● Instructions for the task
Restate every line of the material, word for word.

● Material to process

——————

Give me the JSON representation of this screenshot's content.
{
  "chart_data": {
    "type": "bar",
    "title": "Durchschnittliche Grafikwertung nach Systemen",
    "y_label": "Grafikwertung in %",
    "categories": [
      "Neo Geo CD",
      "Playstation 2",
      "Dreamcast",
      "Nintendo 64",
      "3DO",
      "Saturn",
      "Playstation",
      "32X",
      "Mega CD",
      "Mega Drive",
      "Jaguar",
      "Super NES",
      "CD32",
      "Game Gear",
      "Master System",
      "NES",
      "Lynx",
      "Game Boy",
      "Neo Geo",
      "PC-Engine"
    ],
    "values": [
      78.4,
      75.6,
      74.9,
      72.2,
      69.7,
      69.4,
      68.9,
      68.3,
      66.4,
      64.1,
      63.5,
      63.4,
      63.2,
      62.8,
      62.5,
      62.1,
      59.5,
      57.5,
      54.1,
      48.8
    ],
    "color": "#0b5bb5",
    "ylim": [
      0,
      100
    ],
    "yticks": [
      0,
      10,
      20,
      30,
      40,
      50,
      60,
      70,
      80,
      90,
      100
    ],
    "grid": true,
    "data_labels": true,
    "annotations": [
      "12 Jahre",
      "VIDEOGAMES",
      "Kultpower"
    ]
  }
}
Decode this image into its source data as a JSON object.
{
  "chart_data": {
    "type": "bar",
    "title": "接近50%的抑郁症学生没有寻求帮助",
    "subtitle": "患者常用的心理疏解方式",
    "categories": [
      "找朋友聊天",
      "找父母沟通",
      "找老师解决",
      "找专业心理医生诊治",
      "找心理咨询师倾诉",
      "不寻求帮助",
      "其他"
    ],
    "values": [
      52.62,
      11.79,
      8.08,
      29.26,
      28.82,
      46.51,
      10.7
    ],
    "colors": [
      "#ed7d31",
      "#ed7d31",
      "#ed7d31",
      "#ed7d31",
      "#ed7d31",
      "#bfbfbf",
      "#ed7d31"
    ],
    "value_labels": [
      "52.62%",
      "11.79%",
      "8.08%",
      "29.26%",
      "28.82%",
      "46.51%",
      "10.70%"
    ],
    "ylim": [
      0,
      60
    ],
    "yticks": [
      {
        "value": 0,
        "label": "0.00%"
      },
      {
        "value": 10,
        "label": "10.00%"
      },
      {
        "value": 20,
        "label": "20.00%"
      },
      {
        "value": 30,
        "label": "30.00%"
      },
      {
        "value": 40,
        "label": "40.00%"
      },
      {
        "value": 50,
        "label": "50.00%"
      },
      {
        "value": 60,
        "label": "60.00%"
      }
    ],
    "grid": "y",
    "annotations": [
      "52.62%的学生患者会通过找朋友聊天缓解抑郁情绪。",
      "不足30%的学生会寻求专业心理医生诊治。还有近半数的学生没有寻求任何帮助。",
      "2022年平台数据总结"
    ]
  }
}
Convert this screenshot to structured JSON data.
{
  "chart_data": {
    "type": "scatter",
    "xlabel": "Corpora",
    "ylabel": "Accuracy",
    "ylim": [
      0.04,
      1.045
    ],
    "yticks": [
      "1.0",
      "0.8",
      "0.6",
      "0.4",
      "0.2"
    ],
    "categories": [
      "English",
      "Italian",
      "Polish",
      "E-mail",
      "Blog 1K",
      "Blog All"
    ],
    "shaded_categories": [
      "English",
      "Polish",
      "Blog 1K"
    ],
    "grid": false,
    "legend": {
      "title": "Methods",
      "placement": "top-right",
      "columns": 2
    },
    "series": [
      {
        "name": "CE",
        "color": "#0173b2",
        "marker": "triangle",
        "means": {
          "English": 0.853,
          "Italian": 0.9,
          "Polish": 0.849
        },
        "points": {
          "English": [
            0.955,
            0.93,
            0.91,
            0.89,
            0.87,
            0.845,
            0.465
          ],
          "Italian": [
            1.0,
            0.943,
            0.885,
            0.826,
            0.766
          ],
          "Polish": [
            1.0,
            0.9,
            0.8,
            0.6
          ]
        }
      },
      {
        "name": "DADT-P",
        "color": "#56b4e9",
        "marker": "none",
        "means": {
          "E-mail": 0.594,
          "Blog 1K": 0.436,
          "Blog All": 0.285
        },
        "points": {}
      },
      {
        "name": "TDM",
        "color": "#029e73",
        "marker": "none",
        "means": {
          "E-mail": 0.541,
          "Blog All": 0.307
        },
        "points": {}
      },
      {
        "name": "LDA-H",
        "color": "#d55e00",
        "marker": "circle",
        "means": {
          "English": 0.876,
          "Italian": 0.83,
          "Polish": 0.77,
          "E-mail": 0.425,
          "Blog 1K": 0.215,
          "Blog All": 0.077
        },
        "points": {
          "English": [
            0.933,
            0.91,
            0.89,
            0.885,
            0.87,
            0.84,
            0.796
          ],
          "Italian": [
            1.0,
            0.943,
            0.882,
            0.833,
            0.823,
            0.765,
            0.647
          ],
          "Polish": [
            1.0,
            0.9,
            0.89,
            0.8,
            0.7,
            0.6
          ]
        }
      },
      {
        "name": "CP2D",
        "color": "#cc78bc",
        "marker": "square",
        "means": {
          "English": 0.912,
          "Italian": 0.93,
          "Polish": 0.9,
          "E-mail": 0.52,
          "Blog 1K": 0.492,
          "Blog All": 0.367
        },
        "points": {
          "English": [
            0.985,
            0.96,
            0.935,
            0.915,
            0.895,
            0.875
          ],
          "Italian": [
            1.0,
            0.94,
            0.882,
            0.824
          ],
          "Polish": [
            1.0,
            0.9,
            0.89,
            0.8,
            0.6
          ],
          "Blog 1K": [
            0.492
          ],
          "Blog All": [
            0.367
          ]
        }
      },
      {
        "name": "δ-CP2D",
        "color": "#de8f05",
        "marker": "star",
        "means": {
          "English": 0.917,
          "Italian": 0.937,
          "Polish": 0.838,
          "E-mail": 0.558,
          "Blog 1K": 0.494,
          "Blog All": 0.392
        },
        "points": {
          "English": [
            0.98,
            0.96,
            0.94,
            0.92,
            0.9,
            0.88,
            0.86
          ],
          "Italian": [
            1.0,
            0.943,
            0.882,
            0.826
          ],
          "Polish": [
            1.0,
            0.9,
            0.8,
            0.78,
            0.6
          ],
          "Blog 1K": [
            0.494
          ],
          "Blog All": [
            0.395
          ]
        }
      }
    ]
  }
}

——————

● Task result
Give me the JSON representation of this screenshot's content.
{
  "chart_data": {
    "type": "bar",
    "title": "Durchschnittliche Grafikwertung nach Systemen",
    "y_label": "Grafikwertung in %",
    "categories": [
      "Neo Geo CD",
      "Playstation 2",
      "Dreamcast",
      "Nintendo 64",
      "3DO",
      "Saturn",
      "Playstation",
      "32X",
      "Mega CD",
      "Mega Drive",
      "Jaguar",
      "Super NES",
      "CD32",
      "Game Gear",
      "Master System",
      "NES",
      "Lynx",
      "Game Boy",
      "Neo Geo",
      "PC-Engine"
    ],
    "values": [
      78.4,
      75.6,
      74.9,
      72.2,
      69.7,
      69.4,
      68.9,
      68.3,
      66.4,
      64.1,
      63.5,
      63.4,
      63.2,
      62.8,
      62.5,
      62.1,
      59.5,
      57.5,
      54.1,
      48.8
    ],
    "color": "#0b5bb5",
    "ylim": [
      0,
      100
    ],
    "yticks": [
      0,
      10,
      20,
      30,
      40,
      50,
      60,
      70,
      80,
      90,
      100
    ],
    "grid": true,
    "data_labels": true,
    "annotations": [
      "12 Jahre",
      "VIDEOGAMES",
      "Kultpower"
    ]
  }
}
Decode this image into its source data as a JSON object.
{
  "chart_data": {
    "type": "bar",
    "title": "接近50%的抑郁症学生没有寻求帮助",
    "subtitle": "患者常用的心理疏解方式",
    "categories": [
      "找朋友聊天",
      "找父母沟通",
      "找老师解决",
      "找专业心理医生诊治",
      "找心理咨询师倾诉",
      "不寻求帮助",
      "其他"
    ],
    "values": [
      52.62,
      11.79,
      8.08,
      29.26,
      28.82,
      46.51,
      10.7
    ],
    "colors": [
      "#ed7d31",
      "#ed7d31",
      "#ed7d31",
      "#ed7d31",
      "#ed7d31",
      "#bfbfbf",
      "#ed7d31"
    ],
    "value_labels": [
      "52.62%",
      "11.79%",
      "8.08%",
      "29.26%",
      "28.82%",
      "46.51%",
      "10.70%"
    ],
    "ylim": [
      0,
      60
    ],
    "yticks": [
      {
        "value": 0,
        "label": "0.00%"
      },
      {
        "value": 10,
        "label": "10.00%"
      },
      {
        "value": 20,
        "label": "20.00%"
      },
      {
        "value": 30,
        "label": "30.00%"
      },
      {
        "value": 40,
        "label": "40.00%"
      },
      {
        "value": 50,
        "label": "50.00%"
      },
      {
        "value": 60,
        "label": "60.00%"
      }
    ],
    "grid": "y",
    "annotations": [
      "52.62%的学生患者会通过找朋友聊天缓解抑郁情绪。",
      "不足30%的学生会寻求专业心理医生诊治。还有近半数的学生没有寻求任何帮助。",
      "2022年平台数据总结"
    ]
  }
}
Convert this screenshot to structured JSON data.
{
  "chart_data": {
    "type": "scatter",
    "xlabel": "Corpora",
    "ylabel": "Accuracy",
    "ylim": [
      0.04,
      1.045
    ],
    "yticks": [
      "1.0",
      "0.8",
      "0.6",
      "0.4",
      "0.2"
    ],
    "categories": [
      "English",
      "Italian",
      "Polish",
      "E-mail",
      "Blog 1K",
      "Blog All"
    ],
    "shaded_categories": [
      "English",
      "Polish",
      "Blog 1K"
    ],
    "grid": false,
    "legend": {
      "title": "Methods",
      "placement": "top-right",
      "columns": 2
    },
    "series": [
      {
        "name": "CE",
        "color": "#0173b2",
        "marker": "triangle",
        "means": {
          "English": 0.853,
          "Italian": 0.9,
          "Polish": 0.849
        },
        "points": {
          "English": [
            0.955,
            0.93,
            0.91,
            0.89,
            0.87,
            0.845,
            0.465
          ],
          "Italian": [
            1.0,
            0.943,
            0.885,
            0.826,
            0.766
          ],
          "Polish": [
            1.0,
            0.9,
            0.8,
            0.6
          ]
        }
      },
      {
        "name": "DADT-P",
        "color": "#56b4e9",
        "marker": "none",
        "means": {
          "E-mail": 0.594,
          "Blog 1K": 0.436,
          "Blog All": 0.285
        },
        "points": {}
      },
      {
        "name": "TDM",
        "color": "#029e73",
        "marker": "none",
        "means": {
          "E-mail": 0.541,
          "Blog All": 0.307
        },
        "points": {}
      },
      {
        "name": "LDA-H",
        "color": "#d55e00",
        "marker": "circle",
        "means": {
          "English": 0.876,
          "Italian": 0.83,
          "Polish": 0.77,
          "E-mail": 0.425,
          "Blog 1K": 0.215,
          "Blog All": 0.077
        },
        "points": {
          "English": [
            0.933,
            0.91,
            0.89,
            0.885,
            0.87,
            0.84,
            0.796
          ],
          "Italian": [
            1.0,
            0.943,
            0.882,
            0.833,
            0.823,
            0.765,
            0.647
          ],
          "Polish": [
            1.0,
            0.9,
            0.89,
            0.8,
            0.7,
            0.6
          ]
        }
      },
      {
        "name": "CP2D",
        "color": "#cc78bc",
        "marker": "square",
        "means": {
          "English": 0.912,
          "Italian": 0.93,
          "Polish": 0.9,
          "E-mail": 0.52,
          "Blog 1K": 0.492,
          "Blog All": 0.367
        },
        "points": {
          "English": [
            0.985,
            0.96,
            0.935,
            0.915,
            0.895,
            0.875
          ],
          "Italian": [
            1.0,
            0.94,
            0.882,
            0.824
          ],
          "Polish": [
            1.0,
            0.9,
            0.89,
            0.8,
            0.6
          ],
          "Blog 1K": [
            0.492
          ],
          "Blog All": [
            0.367
          ]
        }
      },
      {
        "name": "δ-CP2D",
        "color": "#de8f05",
        "marker": "star",
        "means": {
          "English": 0.917,
          "Italian": 0.937,
          "Polish": 0.838,
          "E-mail": 0.558,
          "Blog 1K": 0.494,
          "Blog All": 0.392
        },
        "points": {
          "English": [
            0.98,
            0.96,
            0.94,
            0.92,
            0.9,
            0.88,
            0.86
          ],
          "Italian": [
            1.0,
            0.943,
            0.882,
            0.826
          ],
          "Polish": [
            1.0,
            0.9,
            0.8,
            0.78,
            0.6
          ],
          "Blog 1K": [
            0.494
          ],
          "Blog All": [
            0.395
          ]
        }
      }
    ]
  }
}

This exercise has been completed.